The input ::
◇ ◇ ◇

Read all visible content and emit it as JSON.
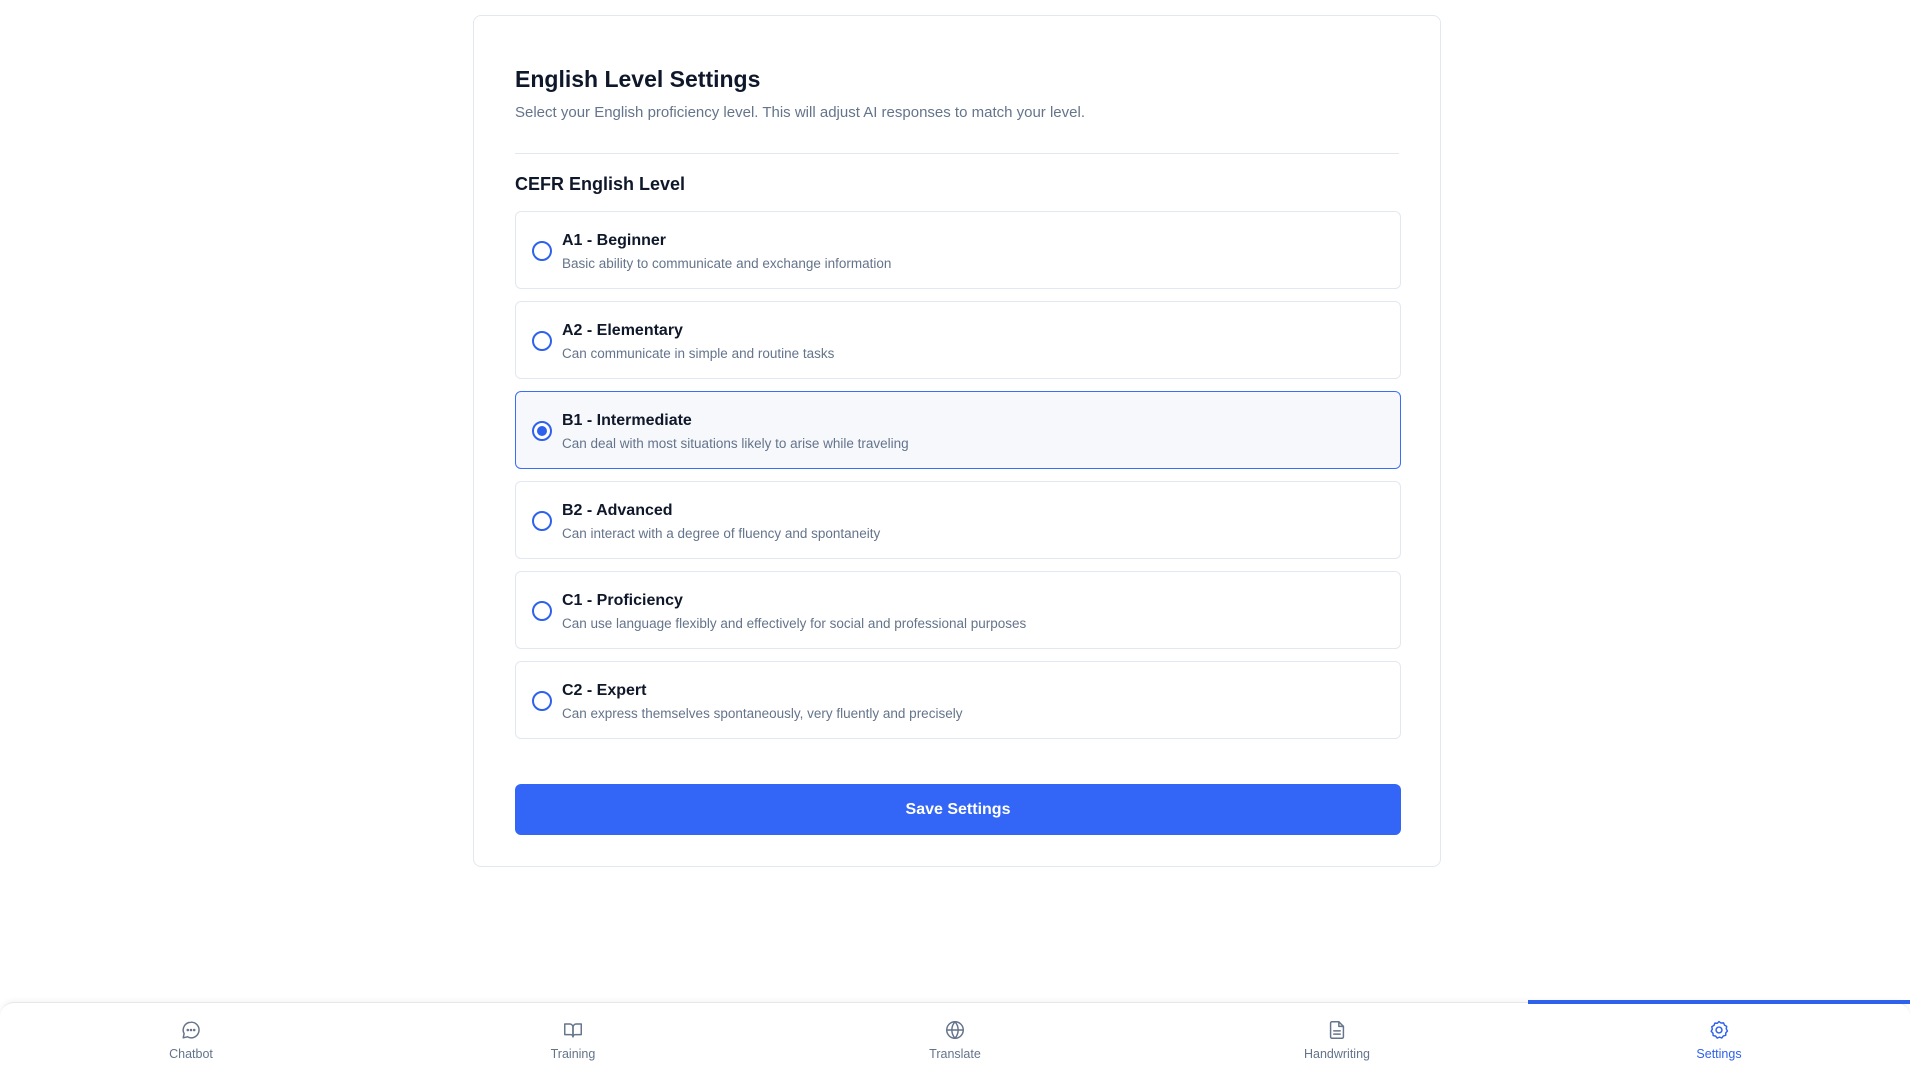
{
  "card": {
    "title": "English Level Settings",
    "subtitle": "Select your English proficiency level. This will adjust AI responses to match your level.",
    "section_title": "CEFR English Level"
  },
  "levels": [
    {
      "label": "A1 - Beginner",
      "description": "Basic ability to communicate and exchange information",
      "selected": false
    },
    {
      "label": "A2 - Elementary",
      "description": "Can communicate in simple and routine tasks",
      "selected": false
    },
    {
      "label": "B1 - Intermediate",
      "description": "Can deal with most situations likely to arise while traveling",
      "selected": true
    },
    {
      "label": "B2 - Advanced",
      "description": "Can interact with a degree of fluency and spontaneity",
      "selected": false
    },
    {
      "label": "C1 - Proficiency",
      "description": "Can use language flexibly and effectively for social and professional purposes",
      "selected": false
    },
    {
      "label": "C2 - Expert",
      "description": "Can express themselves spontaneously, very fluently and precisely",
      "selected": false
    }
  ],
  "save_button": {
    "label": "Save Settings"
  },
  "nav": {
    "items": [
      {
        "label": "Chatbot",
        "icon": "chat-bubble-icon",
        "active": false
      },
      {
        "label": "Training",
        "icon": "book-icon",
        "active": false
      },
      {
        "label": "Translate",
        "icon": "globe-icon",
        "active": false
      },
      {
        "label": "Handwriting",
        "icon": "document-icon",
        "active": false
      },
      {
        "label": "Settings",
        "icon": "gear-icon",
        "active": true
      }
    ]
  },
  "colors": {
    "accent": "#3366f6",
    "radio": "#2f62ec",
    "muted_text": "#64748b",
    "border": "#e2e8f0",
    "selected_bg": "#f7f8fb"
  }
}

◇ ◇ ◇

Gather from the data above every line with the string "English".

    "title": "English Level Settings",
    "subtitle": "Select your English proficiency level. This will adjust AI responses to match your level.",
    "section_title": "CEFR English Level"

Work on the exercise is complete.